··· Records provided
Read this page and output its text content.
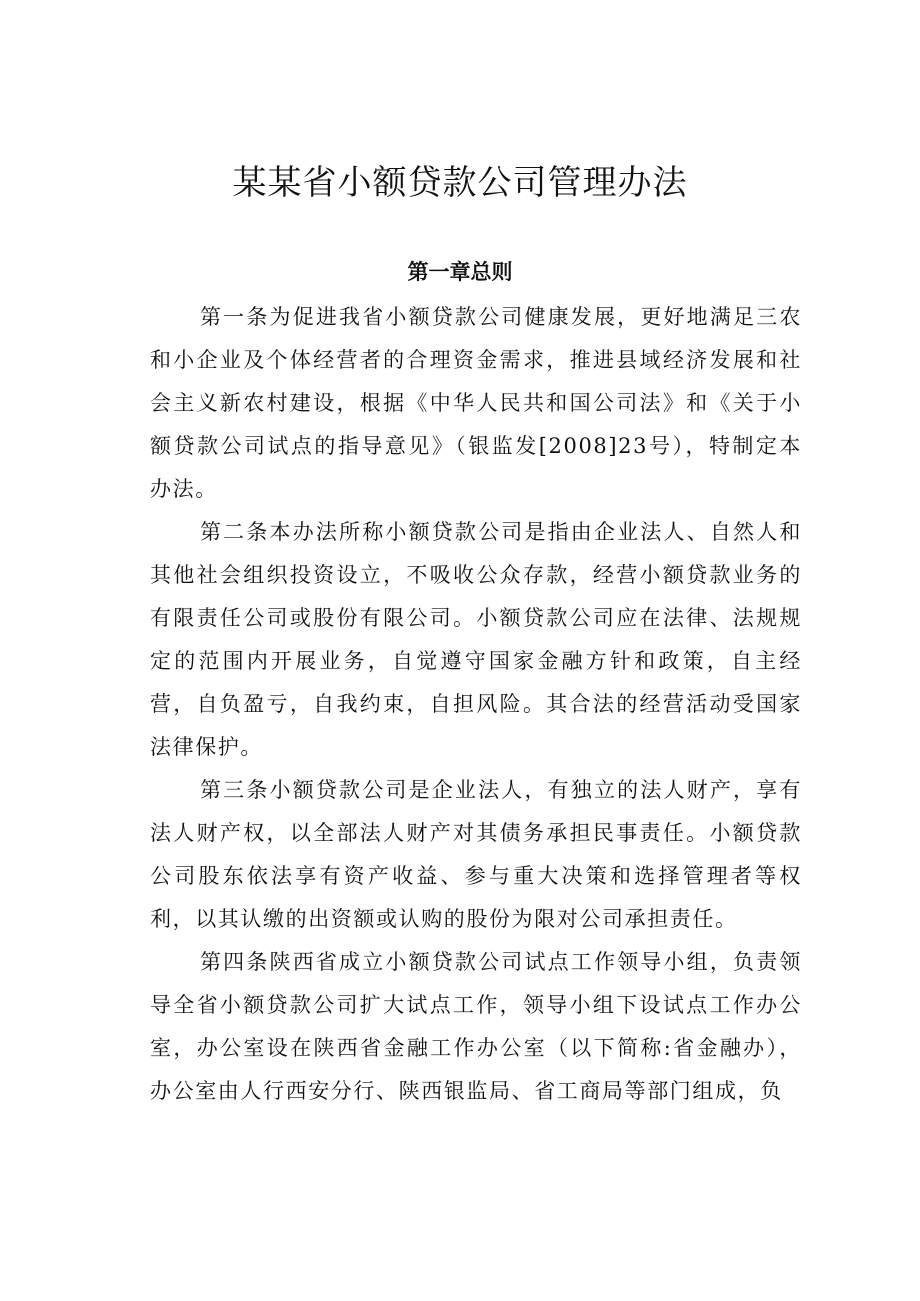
某某省小额贷款公司管理办法
第一章总则

第一条为促进我省小额贷款公司健康发展，更好地满足三农和小企业及个体经营者的合理资金需求，推进县域经济发展和社会主义新农村建设，根据《中华人民共和国公司法》和《关于小额贷款公司试点的指导意见》（银监发[2008]23号），特制定本办法。

第二条本办法所称小额贷款公司是指由企业法人、自然人和其他社会组织投资设立，不吸收公众存款，经营小额贷款业务的有限责任公司或股份有限公司。小额贷款公司应在法律、法规规定的范围内开展业务，自觉遵守国家金融方针和政策，自主经营，自负盈亏，自我约束，自担风险。其合法的经营活动受国家法律保护。

第三条小额贷款公司是企业法人，有独立的法人财产，享有法人财产权，以全部法人财产对其债务承担民事责任。小额贷款公司股东依法享有资产收益、参与重大决策和选择管理者等权利，以其认缴的出资额或认购的股份为限对公司承担责任。

第四条陕西省成立小额贷款公司试点工作领导小组，负责领导全省小额贷款公司扩大试点工作，领导小组下设试点工作办公室，办公室设在陕西省金融工作办公室（以下简称:省金融办），办公室由人行西安分行、陕西银监局、省工商局等部门组成，负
······
### Stated task
Output a faithful copy of the data, with each picture left out.

### Solution to the problem
Read this page and output its text content.
某某省小额贷款公司管理办法
第一章总则

第一条为促进我省小额贷款公司健康发展，更好地满足三农和小企业及个体经营者的合理资金需求，推进县域经济发展和社会主义新农村建设，根据《中华人民共和国公司法》和《关于小额贷款公司试点的指导意见》（银监发[2008]23号），特制定本办法。

第二条本办法所称小额贷款公司是指由企业法人、自然人和其他社会组织投资设立，不吸收公众存款，经营小额贷款业务的有限责任公司或股份有限公司。小额贷款公司应在法律、法规规定的范围内开展业务，自觉遵守国家金融方针和政策，自主经营，自负盈亏，自我约束，自担风险。其合法的经营活动受国家法律保护。

第三条小额贷款公司是企业法人，有独立的法人财产，享有法人财产权，以全部法人财产对其债务承担民事责任。小额贷款公司股东依法享有资产收益、参与重大决策和选择管理者等权利，以其认缴的出资额或认购的股份为限对公司承担责任。

第四条陕西省成立小额贷款公司试点工作领导小组，负责领导全省小额贷款公司扩大试点工作，领导小组下设试点工作办公室，办公室设在陕西省金融工作办公室（以下简称:省金融办），办公室由人行西安分行、陕西银监局、省工商局等部门组成，负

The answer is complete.